Raw records

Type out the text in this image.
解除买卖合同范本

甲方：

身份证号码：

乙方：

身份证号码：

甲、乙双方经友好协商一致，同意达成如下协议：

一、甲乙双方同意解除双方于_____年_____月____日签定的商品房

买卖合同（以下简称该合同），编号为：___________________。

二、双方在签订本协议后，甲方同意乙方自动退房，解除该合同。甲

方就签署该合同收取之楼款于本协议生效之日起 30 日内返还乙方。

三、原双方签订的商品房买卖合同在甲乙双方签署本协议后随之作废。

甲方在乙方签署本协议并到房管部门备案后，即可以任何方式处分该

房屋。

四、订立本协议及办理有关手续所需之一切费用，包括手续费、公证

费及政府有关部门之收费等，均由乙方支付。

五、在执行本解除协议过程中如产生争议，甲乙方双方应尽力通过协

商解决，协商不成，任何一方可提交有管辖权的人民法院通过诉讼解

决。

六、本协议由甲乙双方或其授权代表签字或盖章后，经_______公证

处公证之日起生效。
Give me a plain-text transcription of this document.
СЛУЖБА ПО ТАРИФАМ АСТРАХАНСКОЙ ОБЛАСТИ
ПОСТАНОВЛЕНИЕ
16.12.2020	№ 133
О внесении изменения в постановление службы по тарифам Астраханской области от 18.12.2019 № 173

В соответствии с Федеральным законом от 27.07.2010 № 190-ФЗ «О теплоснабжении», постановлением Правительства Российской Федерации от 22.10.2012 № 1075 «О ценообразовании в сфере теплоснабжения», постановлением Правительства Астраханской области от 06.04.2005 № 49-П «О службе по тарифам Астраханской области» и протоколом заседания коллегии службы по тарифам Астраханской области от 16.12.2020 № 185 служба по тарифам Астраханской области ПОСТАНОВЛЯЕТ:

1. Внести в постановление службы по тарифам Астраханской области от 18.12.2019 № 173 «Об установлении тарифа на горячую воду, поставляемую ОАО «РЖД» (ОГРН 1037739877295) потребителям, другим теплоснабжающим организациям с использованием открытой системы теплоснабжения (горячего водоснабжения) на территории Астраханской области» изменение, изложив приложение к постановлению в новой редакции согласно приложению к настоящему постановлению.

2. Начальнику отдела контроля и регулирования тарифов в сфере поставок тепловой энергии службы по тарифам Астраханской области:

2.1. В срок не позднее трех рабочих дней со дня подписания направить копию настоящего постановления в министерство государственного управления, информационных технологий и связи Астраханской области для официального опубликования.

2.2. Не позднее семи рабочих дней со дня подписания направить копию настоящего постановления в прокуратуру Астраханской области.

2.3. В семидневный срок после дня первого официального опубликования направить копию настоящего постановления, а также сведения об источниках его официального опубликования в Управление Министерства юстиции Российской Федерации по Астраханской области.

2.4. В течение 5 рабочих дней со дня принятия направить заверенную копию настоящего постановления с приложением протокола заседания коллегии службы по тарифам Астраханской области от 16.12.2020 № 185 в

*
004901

What needs to be done: From the preceding material, extract every line exactly.

Output below:
Type out the text in this image.
解除买卖合同范本

甲方：

身份证号码：

乙方：

身份证号码：

甲、乙双方经友好协商一致，同意达成如下协议：

一、甲乙双方同意解除双方于_____年_____月____日签定的商品房

买卖合同（以下简称该合同），编号为：___________________。

二、双方在签订本协议后，甲方同意乙方自动退房，解除该合同。甲

方就签署该合同收取之楼款于本协议生效之日起 30 日内返还乙方。

三、原双方签订的商品房买卖合同在甲乙双方签署本协议后随之作废。

甲方在乙方签署本协议并到房管部门备案后，即可以任何方式处分该

房屋。

四、订立本协议及办理有关手续所需之一切费用，包括手续费、公证

费及政府有关部门之收费等，均由乙方支付。

五、在执行本解除协议过程中如产生争议，甲乙方双方应尽力通过协

商解决，协商不成，任何一方可提交有管辖权的人民法院通过诉讼解

决。

六、本协议由甲乙双方或其授权代表签字或盖章后，经_______公证

处公证之日起生效。
Give me a plain-text transcription of this document.
СЛУЖБА ПО ТАРИФАМ АСТРАХАНСКОЙ ОБЛАСТИ
ПОСТАНОВЛЕНИЕ
16.12.2020	№ 133
О внесении изменения в постановление службы по тарифам Астраханской области от 18.12.2019 № 173

В соответствии с Федеральным законом от 27.07.2010 № 190-ФЗ «О теплоснабжении», постановлением Правительства Российской Федерации от 22.10.2012 № 1075 «О ценообразовании в сфере теплоснабжения», постановлением Правительства Астраханской области от 06.04.2005 № 49-П «О службе по тарифам Астраханской области» и протоколом заседания коллегии службы по тарифам Астраханской области от 16.12.2020 № 185 служба по тарифам Астраханской области ПОСТАНОВЛЯЕТ:

1. Внести в постановление службы по тарифам Астраханской области от 18.12.2019 № 173 «Об установлении тарифа на горячую воду, поставляемую ОАО «РЖД» (ОГРН 1037739877295) потребителям, другим теплоснабжающим организациям с использованием открытой системы теплоснабжения (горячего водоснабжения) на территории Астраханской области» изменение, изложив приложение к постановлению в новой редакции согласно приложению к настоящему постановлению.

2. Начальнику отдела контроля и регулирования тарифов в сфере поставок тепловой энергии службы по тарифам Астраханской области:

2.1. В срок не позднее трех рабочих дней со дня подписания направить копию настоящего постановления в министерство государственного управления, информационных технологий и связи Астраханской области для официального опубликования.

2.2. Не позднее семи рабочих дней со дня подписания направить копию настоящего постановления в прокуратуру Астраханской области.

2.3. В семидневный срок после дня первого официального опубликования направить копию настоящего постановления, а также сведения об источниках его официального опубликования в Управление Министерства юстиции Российской Федерации по Астраханской области.

2.4. В течение 5 рабочих дней со дня принятия направить заверенную копию настоящего постановления с приложением протокола заседания коллегии службы по тарифам Астраханской области от 16.12.2020 № 185 в

*
004901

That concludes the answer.